__Exercise objective__
Retype all of the data exactly as given.

************

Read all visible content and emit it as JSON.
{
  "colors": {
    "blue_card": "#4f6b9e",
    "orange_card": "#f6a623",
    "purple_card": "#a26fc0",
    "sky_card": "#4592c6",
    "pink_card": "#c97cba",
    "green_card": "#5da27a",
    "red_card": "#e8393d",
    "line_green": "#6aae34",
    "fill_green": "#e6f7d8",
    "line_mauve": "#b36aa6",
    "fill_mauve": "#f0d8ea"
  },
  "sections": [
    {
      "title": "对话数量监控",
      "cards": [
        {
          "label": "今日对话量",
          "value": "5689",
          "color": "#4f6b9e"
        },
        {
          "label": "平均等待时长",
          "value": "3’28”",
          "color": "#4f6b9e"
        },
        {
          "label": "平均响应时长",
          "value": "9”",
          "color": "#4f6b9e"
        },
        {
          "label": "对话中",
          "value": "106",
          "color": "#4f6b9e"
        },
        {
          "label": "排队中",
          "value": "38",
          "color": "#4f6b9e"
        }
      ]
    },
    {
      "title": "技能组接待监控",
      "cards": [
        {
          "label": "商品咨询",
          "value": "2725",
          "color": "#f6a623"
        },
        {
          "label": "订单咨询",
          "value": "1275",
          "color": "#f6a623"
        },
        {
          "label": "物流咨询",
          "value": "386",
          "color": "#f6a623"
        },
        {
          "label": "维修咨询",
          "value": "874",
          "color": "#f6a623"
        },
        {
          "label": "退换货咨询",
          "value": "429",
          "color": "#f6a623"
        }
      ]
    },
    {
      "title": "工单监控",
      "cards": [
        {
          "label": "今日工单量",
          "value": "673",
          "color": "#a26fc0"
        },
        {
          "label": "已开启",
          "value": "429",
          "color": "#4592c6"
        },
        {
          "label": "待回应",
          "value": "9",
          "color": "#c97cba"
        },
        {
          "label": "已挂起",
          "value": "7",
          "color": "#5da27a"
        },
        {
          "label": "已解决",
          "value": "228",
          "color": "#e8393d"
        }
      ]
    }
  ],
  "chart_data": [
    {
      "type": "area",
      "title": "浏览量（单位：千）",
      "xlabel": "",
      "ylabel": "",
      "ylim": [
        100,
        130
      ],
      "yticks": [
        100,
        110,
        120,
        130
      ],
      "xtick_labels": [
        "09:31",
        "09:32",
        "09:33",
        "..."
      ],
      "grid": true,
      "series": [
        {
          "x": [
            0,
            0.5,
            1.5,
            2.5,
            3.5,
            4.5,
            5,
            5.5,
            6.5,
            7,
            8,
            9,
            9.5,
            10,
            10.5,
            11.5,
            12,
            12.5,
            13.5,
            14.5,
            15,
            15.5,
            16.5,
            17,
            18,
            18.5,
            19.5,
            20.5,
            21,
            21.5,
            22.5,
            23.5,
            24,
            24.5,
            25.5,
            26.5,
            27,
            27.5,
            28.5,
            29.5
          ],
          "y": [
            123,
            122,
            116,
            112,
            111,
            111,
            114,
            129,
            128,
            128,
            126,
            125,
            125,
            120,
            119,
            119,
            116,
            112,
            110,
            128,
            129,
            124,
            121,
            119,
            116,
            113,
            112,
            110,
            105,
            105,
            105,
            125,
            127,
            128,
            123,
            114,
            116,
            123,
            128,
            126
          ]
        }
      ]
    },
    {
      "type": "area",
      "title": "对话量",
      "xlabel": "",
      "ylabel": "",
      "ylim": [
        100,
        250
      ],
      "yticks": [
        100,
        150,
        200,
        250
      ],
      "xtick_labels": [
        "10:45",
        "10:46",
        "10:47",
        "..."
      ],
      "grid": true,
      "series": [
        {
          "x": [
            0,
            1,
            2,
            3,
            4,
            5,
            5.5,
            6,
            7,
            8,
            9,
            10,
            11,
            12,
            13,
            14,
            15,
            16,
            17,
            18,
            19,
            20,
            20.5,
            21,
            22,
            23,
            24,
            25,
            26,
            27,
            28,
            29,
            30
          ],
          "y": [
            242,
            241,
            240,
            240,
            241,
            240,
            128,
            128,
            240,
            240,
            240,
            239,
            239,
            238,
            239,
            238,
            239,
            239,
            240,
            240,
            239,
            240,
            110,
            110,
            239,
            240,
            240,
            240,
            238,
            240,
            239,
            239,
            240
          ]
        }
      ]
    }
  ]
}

************

__Full response__
Read all visible content and emit it as JSON.
{
  "colors": {
    "blue_card": "#4f6b9e",
    "orange_card": "#f6a623",
    "purple_card": "#a26fc0",
    "sky_card": "#4592c6",
    "pink_card": "#c97cba",
    "green_card": "#5da27a",
    "red_card": "#e8393d",
    "line_green": "#6aae34",
    "fill_green": "#e6f7d8",
    "line_mauve": "#b36aa6",
    "fill_mauve": "#f0d8ea"
  },
  "sections": [
    {
      "title": "对话数量监控",
      "cards": [
        {
          "label": "今日对话量",
          "value": "5689",
          "color": "#4f6b9e"
        },
        {
          "label": "平均等待时长",
          "value": "3’28”",
          "color": "#4f6b9e"
        },
        {
          "label": "平均响应时长",
          "value": "9”",
          "color": "#4f6b9e"
        },
        {
          "label": "对话中",
          "value": "106",
          "color": "#4f6b9e"
        },
        {
          "label": "排队中",
          "value": "38",
          "color": "#4f6b9e"
        }
      ]
    },
    {
      "title": "技能组接待监控",
      "cards": [
        {
          "label": "商品咨询",
          "value": "2725",
          "color": "#f6a623"
        },
        {
          "label": "订单咨询",
          "value": "1275",
          "color": "#f6a623"
        },
        {
          "label": "物流咨询",
          "value": "386",
          "color": "#f6a623"
        },
        {
          "label": "维修咨询",
          "value": "874",
          "color": "#f6a623"
        },
        {
          "label": "退换货咨询",
          "value": "429",
          "color": "#f6a623"
        }
      ]
    },
    {
      "title": "工单监控",
      "cards": [
        {
          "label": "今日工单量",
          "value": "673",
          "color": "#a26fc0"
        },
        {
          "label": "已开启",
          "value": "429",
          "color": "#4592c6"
        },
        {
          "label": "待回应",
          "value": "9",
          "color": "#c97cba"
        },
        {
          "label": "已挂起",
          "value": "7",
          "color": "#5da27a"
        },
        {
          "label": "已解决",
          "value": "228",
          "color": "#e8393d"
        }
      ]
    }
  ],
  "chart_data": [
    {
      "type": "area",
      "title": "浏览量（单位：千）",
      "xlabel": "",
      "ylabel": "",
      "ylim": [
        100,
        130
      ],
      "yticks": [
        100,
        110,
        120,
        130
      ],
      "xtick_labels": [
        "09:31",
        "09:32",
        "09:33",
        "..."
      ],
      "grid": true,
      "series": [
        {
          "x": [
            0,
            0.5,
            1.5,
            2.5,
            3.5,
            4.5,
            5,
            5.5,
            6.5,
            7,
            8,
            9,
            9.5,
            10,
            10.5,
            11.5,
            12,
            12.5,
            13.5,
            14.5,
            15,
            15.5,
            16.5,
            17,
            18,
            18.5,
            19.5,
            20.5,
            21,
            21.5,
            22.5,
            23.5,
            24,
            24.5,
            25.5,
            26.5,
            27,
            27.5,
            28.5,
            29.5
          ],
          "y": [
            123,
            122,
            116,
            112,
            111,
            111,
            114,
            129,
            128,
            128,
            126,
            125,
            125,
            120,
            119,
            119,
            116,
            112,
            110,
            128,
            129,
            124,
            121,
            119,
            116,
            113,
            112,
            110,
            105,
            105,
            105,
            125,
            127,
            128,
            123,
            114,
            116,
            123,
            128,
            126
          ]
        }
      ]
    },
    {
      "type": "area",
      "title": "对话量",
      "xlabel": "",
      "ylabel": "",
      "ylim": [
        100,
        250
      ],
      "yticks": [
        100,
        150,
        200,
        250
      ],
      "xtick_labels": [
        "10:45",
        "10:46",
        "10:47",
        "..."
      ],
      "grid": true,
      "series": [
        {
          "x": [
            0,
            1,
            2,
            3,
            4,
            5,
            5.5,
            6,
            7,
            8,
            9,
            10,
            11,
            12,
            13,
            14,
            15,
            16,
            17,
            18,
            19,
            20,
            20.5,
            21,
            22,
            23,
            24,
            25,
            26,
            27,
            28,
            29,
            30
          ],
          "y": [
            242,
            241,
            240,
            240,
            241,
            240,
            128,
            128,
            240,
            240,
            240,
            239,
            239,
            238,
            239,
            238,
            239,
            239,
            240,
            240,
            239,
            240,
            110,
            110,
            239,
            240,
            240,
            240,
            238,
            240,
            239,
            239,
            240
          ]
        }
      ]
    }
  ]
}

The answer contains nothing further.